++++ DATA TO PROCESS

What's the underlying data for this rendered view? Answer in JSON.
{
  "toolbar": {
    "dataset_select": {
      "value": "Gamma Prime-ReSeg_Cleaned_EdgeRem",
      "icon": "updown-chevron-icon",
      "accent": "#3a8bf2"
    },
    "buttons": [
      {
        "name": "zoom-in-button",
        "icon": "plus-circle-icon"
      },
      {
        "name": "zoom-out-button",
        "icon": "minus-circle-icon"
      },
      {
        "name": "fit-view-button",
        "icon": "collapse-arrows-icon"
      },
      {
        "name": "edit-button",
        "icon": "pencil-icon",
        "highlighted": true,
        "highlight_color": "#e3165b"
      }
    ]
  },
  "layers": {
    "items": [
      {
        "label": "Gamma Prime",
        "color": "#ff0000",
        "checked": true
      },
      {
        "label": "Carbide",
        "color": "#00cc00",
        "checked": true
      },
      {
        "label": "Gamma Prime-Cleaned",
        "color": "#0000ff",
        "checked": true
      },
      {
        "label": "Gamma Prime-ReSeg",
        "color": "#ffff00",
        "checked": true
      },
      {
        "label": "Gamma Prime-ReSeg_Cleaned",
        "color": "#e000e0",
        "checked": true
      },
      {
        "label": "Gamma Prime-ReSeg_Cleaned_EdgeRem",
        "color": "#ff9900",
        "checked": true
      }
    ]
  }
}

++++++++

→ **WHAT TO WORK ON**
Transcribe every entry verbatim.

→ **EXERCISE SOLUTION**
What's the underlying data for this rendered view? Answer in JSON.
{
  "toolbar": {
    "dataset_select": {
      "value": "Gamma Prime-ReSeg_Cleaned_EdgeRem",
      "icon": "updown-chevron-icon",
      "accent": "#3a8bf2"
    },
    "buttons": [
      {
        "name": "zoom-in-button",
        "icon": "plus-circle-icon"
      },
      {
        "name": "zoom-out-button",
        "icon": "minus-circle-icon"
      },
      {
        "name": "fit-view-button",
        "icon": "collapse-arrows-icon"
      },
      {
        "name": "edit-button",
        "icon": "pencil-icon",
        "highlighted": true,
        "highlight_color": "#e3165b"
      }
    ]
  },
  "layers": {
    "items": [
      {
        "label": "Gamma Prime",
        "color": "#ff0000",
        "checked": true
      },
      {
        "label": "Carbide",
        "color": "#00cc00",
        "checked": true
      },
      {
        "label": "Gamma Prime-Cleaned",
        "color": "#0000ff",
        "checked": true
      },
      {
        "label": "Gamma Prime-ReSeg",
        "color": "#ffff00",
        "checked": true
      },
      {
        "label": "Gamma Prime-ReSeg_Cleaned",
        "color": "#e000e0",
        "checked": true
      },
      {
        "label": "Gamma Prime-ReSeg_Cleaned_EdgeRem",
        "color": "#ff9900",
        "checked": true
      }
    ]
  }
}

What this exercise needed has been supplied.